# [Your objective]
Which lines hold the word "ylabel"? Show each of them.

# [Excerpted data]
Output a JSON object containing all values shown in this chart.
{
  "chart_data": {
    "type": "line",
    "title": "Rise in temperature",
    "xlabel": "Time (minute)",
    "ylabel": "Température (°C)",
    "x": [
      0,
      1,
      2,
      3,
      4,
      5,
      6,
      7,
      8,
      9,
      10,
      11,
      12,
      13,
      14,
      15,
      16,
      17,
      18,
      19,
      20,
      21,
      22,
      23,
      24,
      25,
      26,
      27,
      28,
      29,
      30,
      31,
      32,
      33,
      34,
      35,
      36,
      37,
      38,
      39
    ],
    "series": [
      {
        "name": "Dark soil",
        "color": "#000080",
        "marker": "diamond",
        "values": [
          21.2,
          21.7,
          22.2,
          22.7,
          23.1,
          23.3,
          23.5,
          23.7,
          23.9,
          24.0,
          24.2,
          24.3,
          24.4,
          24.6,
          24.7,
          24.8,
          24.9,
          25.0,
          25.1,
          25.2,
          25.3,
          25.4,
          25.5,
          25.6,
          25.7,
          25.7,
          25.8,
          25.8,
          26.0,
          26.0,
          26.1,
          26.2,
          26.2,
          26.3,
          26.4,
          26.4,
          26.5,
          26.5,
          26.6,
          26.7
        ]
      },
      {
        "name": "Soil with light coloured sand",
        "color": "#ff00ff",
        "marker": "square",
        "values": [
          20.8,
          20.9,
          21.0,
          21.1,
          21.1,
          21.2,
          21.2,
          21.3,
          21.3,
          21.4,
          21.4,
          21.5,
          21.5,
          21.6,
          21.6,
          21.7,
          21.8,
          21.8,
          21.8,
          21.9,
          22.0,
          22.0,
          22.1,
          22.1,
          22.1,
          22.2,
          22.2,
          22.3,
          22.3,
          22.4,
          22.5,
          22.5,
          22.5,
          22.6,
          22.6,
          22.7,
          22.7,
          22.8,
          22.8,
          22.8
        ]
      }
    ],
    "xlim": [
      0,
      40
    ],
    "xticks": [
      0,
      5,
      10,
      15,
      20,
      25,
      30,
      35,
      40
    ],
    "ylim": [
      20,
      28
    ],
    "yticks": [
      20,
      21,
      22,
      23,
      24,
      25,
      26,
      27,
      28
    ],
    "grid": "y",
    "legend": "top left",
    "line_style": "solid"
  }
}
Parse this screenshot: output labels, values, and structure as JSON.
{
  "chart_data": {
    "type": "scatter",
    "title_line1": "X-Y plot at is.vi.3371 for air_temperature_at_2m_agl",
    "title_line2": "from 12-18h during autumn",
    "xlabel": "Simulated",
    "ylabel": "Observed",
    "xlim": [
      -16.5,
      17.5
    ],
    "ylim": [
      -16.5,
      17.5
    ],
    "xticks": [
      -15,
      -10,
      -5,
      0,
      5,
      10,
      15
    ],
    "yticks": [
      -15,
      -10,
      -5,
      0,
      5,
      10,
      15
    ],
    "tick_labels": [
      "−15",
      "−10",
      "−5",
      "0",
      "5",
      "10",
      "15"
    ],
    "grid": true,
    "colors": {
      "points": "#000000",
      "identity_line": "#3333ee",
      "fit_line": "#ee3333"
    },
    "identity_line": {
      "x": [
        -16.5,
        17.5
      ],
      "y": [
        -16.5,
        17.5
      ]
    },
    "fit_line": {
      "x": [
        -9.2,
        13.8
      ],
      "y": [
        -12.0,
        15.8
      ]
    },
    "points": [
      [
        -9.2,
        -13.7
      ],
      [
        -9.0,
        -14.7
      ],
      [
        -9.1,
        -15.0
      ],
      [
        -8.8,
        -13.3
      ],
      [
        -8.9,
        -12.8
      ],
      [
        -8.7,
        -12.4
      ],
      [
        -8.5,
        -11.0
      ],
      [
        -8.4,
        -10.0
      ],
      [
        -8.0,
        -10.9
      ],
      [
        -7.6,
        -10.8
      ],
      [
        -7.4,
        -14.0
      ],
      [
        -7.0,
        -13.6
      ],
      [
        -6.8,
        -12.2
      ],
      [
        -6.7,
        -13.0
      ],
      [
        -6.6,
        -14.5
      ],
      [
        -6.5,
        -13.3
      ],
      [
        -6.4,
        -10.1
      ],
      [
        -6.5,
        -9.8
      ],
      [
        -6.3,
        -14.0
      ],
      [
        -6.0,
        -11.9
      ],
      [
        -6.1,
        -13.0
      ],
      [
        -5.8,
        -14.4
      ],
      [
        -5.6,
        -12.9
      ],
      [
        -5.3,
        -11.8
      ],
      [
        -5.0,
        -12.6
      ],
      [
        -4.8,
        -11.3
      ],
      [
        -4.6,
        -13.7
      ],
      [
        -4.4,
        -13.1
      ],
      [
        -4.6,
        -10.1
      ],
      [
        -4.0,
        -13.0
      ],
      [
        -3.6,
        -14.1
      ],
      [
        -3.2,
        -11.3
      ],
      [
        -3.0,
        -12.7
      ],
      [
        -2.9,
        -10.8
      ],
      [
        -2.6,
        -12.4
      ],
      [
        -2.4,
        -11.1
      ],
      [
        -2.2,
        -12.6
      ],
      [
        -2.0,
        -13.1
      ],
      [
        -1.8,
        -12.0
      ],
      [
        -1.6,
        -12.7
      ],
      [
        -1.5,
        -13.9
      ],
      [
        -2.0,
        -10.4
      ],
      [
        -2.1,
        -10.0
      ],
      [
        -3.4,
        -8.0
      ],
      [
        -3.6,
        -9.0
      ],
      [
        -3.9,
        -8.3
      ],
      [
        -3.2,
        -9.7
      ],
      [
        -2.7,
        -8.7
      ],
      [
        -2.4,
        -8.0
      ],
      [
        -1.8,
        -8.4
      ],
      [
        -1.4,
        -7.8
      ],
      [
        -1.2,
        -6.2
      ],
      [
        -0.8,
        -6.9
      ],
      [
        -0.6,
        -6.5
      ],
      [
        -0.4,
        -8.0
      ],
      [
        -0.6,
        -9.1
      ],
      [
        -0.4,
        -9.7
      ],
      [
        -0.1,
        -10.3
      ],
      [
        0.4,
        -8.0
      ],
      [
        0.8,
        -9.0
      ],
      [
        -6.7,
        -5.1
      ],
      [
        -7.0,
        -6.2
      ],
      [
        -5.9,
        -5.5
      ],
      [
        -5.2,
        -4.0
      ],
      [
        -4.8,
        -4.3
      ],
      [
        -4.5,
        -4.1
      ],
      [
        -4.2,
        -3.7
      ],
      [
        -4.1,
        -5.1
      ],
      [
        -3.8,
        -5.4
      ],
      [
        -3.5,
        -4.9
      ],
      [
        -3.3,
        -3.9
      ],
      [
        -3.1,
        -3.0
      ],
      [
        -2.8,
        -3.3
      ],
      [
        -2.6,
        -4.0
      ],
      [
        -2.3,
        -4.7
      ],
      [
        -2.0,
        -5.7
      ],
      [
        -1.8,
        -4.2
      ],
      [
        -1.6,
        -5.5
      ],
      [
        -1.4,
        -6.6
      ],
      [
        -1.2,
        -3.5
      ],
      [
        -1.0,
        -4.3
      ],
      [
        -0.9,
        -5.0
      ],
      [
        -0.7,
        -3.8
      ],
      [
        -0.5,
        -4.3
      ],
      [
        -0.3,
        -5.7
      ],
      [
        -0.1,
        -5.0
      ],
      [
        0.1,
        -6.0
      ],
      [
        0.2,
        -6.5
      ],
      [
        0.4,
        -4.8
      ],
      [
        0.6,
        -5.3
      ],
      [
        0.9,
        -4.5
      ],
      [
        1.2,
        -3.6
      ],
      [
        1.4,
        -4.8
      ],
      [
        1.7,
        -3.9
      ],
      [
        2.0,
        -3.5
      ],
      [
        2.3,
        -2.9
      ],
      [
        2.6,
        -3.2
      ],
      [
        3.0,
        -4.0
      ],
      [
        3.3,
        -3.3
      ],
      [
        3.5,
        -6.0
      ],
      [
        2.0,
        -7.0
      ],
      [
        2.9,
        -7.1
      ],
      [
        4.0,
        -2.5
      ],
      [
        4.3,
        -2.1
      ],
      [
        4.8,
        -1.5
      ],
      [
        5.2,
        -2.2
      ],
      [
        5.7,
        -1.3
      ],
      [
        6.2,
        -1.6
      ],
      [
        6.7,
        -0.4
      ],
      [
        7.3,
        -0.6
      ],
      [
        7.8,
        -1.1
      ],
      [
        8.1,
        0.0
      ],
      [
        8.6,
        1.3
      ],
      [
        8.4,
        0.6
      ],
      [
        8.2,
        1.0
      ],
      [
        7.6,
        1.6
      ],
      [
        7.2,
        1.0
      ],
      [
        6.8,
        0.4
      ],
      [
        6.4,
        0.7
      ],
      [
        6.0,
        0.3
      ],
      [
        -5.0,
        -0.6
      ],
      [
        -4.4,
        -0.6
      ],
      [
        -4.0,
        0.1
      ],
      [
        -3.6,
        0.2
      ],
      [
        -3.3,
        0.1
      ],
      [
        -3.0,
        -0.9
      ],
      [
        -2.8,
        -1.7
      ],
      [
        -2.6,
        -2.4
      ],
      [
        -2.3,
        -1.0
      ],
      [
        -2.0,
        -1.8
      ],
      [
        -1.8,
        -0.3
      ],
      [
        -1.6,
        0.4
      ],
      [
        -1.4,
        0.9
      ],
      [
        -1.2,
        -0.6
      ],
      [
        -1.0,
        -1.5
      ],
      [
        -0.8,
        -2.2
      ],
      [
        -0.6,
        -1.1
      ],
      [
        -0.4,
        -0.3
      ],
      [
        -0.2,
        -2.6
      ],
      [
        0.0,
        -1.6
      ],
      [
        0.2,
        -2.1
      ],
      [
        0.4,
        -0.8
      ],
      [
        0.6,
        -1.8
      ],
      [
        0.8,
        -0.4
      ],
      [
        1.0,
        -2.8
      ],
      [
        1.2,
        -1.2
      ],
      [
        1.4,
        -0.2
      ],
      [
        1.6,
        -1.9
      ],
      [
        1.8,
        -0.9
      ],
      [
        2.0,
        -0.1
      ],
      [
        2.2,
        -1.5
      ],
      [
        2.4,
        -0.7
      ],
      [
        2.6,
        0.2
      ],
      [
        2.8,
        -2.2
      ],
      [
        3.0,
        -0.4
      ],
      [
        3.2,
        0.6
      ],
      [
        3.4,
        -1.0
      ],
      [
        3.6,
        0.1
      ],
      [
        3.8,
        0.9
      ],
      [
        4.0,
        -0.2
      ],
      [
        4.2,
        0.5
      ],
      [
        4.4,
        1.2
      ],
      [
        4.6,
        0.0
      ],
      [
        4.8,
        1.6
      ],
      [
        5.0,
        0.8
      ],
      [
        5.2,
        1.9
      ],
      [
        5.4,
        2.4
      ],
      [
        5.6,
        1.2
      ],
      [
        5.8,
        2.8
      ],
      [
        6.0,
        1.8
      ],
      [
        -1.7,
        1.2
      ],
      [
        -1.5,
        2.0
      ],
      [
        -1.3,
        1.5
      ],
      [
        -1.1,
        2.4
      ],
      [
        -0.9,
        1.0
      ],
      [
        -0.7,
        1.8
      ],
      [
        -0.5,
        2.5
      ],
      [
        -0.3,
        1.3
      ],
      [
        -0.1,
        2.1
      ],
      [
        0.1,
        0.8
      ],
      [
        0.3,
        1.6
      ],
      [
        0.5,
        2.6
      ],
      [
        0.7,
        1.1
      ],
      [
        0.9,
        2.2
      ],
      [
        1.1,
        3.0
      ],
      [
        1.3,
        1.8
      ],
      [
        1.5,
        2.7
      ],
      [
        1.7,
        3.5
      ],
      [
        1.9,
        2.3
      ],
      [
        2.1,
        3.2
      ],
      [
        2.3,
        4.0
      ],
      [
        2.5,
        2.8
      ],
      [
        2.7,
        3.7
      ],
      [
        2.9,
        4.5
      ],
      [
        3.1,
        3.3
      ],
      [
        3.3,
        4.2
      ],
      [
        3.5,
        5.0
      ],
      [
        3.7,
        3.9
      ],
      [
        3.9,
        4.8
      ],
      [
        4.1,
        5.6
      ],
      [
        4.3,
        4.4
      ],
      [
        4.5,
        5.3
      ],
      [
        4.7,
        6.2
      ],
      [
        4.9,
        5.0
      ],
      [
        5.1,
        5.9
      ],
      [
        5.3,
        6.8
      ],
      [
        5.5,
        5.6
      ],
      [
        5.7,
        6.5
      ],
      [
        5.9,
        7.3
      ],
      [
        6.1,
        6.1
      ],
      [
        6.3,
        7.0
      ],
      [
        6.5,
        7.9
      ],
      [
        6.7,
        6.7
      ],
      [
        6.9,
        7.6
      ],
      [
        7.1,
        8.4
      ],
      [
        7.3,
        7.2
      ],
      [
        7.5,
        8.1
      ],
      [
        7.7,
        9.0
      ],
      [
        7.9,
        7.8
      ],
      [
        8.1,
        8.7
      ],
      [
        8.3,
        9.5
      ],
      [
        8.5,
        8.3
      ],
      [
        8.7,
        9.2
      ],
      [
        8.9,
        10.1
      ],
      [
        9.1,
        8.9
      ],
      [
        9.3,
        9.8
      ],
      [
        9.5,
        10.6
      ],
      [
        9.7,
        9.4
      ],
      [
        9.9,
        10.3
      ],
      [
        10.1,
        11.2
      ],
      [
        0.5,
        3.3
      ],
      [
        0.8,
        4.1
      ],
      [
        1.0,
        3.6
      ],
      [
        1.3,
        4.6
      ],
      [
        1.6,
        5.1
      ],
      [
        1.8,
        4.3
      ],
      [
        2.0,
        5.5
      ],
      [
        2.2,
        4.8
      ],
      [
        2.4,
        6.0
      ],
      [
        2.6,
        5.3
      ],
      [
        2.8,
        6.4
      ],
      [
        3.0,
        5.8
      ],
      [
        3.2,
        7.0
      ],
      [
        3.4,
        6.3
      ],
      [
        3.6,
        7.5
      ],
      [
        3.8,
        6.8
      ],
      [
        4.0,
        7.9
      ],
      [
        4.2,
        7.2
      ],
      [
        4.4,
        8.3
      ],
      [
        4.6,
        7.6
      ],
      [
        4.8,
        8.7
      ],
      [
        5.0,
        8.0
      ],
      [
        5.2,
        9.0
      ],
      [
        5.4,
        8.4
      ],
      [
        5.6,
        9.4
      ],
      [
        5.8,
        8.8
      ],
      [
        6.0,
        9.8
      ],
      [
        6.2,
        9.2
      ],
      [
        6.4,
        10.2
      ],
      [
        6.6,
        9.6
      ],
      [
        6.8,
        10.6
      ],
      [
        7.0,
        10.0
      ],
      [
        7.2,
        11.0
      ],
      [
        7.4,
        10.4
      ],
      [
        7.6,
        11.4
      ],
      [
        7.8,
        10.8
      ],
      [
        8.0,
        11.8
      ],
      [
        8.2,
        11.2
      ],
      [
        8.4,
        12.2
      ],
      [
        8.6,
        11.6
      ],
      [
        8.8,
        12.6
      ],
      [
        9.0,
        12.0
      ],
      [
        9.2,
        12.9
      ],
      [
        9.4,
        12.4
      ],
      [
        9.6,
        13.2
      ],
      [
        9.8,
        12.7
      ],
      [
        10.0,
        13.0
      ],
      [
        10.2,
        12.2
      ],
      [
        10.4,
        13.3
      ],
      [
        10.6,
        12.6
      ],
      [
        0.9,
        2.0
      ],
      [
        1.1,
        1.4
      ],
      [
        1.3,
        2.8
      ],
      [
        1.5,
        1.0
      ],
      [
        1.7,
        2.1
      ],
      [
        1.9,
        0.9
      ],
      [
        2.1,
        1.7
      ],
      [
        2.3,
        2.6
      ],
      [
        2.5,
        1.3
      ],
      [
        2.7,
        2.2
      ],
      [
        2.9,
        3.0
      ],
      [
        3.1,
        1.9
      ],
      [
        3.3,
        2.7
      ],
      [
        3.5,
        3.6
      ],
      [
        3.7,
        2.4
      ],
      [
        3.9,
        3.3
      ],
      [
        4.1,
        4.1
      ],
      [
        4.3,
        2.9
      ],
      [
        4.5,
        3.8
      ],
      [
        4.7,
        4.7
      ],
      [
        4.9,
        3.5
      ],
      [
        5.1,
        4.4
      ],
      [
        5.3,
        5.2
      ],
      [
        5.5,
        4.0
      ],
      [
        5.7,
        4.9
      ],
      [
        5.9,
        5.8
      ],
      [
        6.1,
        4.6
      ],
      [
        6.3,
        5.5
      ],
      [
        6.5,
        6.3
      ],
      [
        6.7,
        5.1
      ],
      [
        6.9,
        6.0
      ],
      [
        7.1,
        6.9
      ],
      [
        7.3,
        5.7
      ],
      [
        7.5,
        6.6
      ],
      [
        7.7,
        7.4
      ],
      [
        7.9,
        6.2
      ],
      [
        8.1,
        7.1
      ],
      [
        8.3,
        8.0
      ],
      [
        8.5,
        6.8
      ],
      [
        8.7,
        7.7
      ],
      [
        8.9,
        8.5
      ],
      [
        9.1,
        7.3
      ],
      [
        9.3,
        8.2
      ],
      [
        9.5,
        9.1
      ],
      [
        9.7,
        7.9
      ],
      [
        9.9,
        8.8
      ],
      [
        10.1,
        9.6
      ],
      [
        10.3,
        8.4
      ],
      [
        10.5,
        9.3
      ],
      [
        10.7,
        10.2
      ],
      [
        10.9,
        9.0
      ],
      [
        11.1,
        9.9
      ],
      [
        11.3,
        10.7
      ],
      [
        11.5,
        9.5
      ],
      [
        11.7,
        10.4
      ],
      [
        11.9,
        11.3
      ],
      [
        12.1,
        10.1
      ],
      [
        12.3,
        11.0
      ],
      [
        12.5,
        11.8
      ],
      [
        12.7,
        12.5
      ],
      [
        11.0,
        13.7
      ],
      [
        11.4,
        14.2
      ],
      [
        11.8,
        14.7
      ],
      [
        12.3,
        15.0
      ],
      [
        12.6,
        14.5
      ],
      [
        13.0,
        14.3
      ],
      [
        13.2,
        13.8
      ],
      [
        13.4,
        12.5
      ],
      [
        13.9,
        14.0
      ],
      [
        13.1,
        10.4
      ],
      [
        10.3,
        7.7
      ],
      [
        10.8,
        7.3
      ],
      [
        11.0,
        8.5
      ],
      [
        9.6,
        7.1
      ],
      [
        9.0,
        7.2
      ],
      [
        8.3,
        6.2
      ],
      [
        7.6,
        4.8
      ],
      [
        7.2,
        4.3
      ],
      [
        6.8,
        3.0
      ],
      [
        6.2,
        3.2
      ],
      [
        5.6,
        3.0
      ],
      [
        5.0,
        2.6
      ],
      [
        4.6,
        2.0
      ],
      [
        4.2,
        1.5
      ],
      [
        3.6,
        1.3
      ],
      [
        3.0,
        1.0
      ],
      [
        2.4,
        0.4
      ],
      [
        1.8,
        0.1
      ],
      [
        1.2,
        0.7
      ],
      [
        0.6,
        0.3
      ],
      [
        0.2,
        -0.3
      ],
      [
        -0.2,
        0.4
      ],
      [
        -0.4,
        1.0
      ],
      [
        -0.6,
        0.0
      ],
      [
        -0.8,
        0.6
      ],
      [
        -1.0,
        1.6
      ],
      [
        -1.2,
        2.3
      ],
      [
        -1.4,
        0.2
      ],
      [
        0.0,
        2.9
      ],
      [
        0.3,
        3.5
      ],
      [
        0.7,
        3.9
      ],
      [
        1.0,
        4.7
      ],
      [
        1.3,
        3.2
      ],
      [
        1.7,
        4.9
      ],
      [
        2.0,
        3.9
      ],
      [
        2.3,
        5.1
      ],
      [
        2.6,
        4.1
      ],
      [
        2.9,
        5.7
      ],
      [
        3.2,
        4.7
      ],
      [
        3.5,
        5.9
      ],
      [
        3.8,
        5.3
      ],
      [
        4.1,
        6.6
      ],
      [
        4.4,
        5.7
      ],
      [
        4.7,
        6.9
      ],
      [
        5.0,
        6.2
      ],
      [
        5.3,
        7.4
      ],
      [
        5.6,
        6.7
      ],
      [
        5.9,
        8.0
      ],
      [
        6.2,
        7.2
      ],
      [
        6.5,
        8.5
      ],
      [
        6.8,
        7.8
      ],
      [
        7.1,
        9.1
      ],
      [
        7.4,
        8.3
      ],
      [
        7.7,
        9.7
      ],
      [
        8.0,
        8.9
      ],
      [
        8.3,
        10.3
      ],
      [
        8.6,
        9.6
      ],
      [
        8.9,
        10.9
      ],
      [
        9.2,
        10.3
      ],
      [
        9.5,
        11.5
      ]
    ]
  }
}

# [The result]
    "ylabel": "Température (°C)",
    "ylabel": "Observed",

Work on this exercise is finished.